## Problem details:
Identify the lines that contain the word "JSON" and copy each one.

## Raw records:
— begin —
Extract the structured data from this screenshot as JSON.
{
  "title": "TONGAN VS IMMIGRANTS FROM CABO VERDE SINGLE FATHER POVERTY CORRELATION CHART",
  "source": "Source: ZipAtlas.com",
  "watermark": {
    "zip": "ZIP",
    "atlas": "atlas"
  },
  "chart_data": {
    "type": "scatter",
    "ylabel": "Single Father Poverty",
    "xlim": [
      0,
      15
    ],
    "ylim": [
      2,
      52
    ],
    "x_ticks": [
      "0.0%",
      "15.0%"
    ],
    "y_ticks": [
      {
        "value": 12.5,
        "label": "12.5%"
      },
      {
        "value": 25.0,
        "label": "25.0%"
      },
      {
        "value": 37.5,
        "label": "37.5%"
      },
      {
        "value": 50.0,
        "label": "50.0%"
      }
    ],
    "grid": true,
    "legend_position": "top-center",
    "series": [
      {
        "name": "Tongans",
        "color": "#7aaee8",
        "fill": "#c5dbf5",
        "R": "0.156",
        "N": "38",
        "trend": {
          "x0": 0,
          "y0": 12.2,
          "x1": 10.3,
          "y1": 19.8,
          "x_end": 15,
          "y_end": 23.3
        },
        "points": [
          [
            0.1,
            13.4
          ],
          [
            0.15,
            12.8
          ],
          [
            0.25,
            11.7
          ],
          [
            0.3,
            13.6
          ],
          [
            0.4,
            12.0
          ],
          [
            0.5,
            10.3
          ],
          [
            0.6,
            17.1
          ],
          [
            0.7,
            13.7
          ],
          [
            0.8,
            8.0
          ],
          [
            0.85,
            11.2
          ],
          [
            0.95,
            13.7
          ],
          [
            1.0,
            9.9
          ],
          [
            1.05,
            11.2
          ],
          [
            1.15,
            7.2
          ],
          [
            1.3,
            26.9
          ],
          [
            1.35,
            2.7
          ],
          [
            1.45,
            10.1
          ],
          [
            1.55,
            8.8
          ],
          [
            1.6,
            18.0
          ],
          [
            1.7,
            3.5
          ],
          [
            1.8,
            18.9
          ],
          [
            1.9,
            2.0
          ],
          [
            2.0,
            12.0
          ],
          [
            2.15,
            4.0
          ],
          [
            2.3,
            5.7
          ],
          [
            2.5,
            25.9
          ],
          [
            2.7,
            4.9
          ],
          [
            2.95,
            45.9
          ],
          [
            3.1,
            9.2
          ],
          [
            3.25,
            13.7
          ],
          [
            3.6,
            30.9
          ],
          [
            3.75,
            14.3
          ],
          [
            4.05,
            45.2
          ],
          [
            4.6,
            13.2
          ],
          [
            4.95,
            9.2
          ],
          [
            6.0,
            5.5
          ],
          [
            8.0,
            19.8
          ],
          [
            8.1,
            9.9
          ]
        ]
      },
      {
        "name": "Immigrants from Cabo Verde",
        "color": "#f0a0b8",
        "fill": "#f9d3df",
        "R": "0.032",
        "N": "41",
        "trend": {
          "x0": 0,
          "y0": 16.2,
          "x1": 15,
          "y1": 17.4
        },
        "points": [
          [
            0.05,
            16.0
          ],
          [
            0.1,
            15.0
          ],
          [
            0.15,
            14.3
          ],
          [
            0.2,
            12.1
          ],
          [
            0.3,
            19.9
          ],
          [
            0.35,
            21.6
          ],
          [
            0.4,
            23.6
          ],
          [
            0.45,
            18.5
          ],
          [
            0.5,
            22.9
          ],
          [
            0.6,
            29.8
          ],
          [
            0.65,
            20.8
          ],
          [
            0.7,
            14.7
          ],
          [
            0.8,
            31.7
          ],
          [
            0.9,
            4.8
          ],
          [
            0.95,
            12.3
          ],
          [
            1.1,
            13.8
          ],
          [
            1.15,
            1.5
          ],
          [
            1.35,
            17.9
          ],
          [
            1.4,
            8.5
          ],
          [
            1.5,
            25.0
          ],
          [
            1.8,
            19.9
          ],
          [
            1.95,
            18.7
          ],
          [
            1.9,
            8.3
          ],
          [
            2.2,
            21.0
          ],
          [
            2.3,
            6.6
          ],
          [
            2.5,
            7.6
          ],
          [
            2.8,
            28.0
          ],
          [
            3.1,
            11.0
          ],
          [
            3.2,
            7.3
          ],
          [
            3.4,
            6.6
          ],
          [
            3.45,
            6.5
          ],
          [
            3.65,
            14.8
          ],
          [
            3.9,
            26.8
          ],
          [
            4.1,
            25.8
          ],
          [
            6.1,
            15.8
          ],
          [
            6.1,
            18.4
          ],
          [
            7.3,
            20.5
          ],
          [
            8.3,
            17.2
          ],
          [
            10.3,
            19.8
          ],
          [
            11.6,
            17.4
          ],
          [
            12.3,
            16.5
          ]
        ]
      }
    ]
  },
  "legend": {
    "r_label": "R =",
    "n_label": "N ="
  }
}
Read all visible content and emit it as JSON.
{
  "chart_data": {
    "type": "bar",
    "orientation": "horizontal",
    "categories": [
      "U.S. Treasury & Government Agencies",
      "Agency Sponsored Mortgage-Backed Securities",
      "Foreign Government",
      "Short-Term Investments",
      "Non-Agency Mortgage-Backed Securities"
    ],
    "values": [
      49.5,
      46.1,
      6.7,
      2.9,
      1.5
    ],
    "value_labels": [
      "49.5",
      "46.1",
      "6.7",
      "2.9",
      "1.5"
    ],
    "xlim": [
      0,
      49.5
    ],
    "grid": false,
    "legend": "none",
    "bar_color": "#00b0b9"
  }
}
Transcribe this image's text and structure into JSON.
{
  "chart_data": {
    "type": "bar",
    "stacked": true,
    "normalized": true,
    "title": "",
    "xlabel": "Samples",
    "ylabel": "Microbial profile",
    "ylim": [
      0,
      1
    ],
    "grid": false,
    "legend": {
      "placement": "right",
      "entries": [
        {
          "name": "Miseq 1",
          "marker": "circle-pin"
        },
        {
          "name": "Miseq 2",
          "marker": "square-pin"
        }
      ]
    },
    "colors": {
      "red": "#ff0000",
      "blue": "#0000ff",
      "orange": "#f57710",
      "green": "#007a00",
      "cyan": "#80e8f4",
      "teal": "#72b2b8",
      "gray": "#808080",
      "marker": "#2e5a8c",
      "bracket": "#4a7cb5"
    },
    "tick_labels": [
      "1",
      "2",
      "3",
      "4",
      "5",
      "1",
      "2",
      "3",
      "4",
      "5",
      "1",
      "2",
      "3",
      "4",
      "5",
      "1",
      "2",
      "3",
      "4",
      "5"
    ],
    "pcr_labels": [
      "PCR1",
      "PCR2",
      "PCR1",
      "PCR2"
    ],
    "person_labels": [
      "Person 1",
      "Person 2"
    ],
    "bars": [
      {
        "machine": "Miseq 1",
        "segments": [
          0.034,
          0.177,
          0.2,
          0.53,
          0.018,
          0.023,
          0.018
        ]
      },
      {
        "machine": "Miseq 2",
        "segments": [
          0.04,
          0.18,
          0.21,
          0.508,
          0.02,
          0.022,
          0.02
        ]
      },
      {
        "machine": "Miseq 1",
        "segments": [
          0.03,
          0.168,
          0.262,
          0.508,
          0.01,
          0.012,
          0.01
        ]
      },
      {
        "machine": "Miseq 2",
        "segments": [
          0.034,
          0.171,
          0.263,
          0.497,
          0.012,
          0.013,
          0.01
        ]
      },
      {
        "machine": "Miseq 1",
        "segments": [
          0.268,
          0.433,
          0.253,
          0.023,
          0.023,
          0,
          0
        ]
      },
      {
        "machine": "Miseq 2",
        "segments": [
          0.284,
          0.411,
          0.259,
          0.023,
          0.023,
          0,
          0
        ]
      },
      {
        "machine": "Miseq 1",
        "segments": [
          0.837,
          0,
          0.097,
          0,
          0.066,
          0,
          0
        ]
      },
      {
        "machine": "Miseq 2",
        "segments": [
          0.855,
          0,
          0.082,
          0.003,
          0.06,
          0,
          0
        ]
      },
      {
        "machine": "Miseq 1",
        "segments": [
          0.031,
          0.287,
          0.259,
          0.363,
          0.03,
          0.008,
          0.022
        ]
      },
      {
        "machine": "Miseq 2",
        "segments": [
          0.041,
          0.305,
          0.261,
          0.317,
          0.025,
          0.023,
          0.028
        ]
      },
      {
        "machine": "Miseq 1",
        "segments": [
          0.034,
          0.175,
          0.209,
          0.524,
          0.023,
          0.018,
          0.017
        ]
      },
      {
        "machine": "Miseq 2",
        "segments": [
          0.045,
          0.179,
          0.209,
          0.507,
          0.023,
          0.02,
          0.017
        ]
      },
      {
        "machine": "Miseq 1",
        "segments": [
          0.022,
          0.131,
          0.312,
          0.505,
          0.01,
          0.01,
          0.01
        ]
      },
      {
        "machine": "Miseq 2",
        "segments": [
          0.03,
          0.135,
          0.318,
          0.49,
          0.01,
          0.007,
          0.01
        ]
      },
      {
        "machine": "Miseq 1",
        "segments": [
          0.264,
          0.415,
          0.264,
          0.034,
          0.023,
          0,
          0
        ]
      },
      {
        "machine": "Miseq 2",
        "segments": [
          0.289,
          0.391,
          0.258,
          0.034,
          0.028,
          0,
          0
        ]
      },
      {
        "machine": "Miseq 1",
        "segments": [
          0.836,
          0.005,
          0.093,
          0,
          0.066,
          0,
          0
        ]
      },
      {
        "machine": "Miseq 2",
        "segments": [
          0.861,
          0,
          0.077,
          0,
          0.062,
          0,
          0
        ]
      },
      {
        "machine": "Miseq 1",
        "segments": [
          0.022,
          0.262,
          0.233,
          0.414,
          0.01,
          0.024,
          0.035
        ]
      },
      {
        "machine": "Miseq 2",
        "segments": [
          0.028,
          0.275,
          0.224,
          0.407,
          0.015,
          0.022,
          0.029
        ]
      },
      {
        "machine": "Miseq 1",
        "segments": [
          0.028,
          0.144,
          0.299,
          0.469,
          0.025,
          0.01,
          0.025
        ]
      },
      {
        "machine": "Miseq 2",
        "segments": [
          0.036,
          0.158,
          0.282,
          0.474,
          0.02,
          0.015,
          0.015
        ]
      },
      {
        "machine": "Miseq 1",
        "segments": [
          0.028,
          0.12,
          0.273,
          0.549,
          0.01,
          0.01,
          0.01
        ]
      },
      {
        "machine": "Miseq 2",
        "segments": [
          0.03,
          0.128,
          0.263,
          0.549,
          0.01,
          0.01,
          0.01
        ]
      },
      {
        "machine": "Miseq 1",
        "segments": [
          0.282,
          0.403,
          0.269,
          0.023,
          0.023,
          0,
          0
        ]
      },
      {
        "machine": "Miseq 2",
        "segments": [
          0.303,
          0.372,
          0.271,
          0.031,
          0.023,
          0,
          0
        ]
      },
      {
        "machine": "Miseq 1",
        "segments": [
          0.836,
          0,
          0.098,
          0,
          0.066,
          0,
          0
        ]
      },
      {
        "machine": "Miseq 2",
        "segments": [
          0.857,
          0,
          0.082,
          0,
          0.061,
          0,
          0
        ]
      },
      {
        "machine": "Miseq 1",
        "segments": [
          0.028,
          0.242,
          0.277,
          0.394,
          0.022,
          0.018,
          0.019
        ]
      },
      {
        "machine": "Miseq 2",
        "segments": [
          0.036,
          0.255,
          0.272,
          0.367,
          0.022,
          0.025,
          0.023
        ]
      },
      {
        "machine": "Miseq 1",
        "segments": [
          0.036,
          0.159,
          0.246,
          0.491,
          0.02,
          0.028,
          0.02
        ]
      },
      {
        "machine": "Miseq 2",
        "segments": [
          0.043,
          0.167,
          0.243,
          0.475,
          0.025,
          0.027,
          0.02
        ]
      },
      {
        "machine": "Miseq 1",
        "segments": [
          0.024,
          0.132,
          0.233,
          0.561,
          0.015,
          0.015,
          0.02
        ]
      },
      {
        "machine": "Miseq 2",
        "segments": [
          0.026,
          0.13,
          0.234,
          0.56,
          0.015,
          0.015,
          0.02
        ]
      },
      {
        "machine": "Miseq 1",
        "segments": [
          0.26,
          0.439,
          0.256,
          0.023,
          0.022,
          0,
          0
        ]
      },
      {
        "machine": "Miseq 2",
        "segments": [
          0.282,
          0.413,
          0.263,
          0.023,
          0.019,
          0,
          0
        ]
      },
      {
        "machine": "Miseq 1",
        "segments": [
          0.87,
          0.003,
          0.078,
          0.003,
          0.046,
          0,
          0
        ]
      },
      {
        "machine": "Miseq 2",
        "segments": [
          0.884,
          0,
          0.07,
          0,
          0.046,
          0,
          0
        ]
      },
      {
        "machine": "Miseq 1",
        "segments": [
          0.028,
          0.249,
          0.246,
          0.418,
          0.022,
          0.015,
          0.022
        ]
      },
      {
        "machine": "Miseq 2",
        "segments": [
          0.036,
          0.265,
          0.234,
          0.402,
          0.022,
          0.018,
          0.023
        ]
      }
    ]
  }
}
— end —
## Complete response:
Extract the structured data from this screenshot as JSON.
Read all visible content and emit it as JSON.
Transcribe this image's text and structure into JSON.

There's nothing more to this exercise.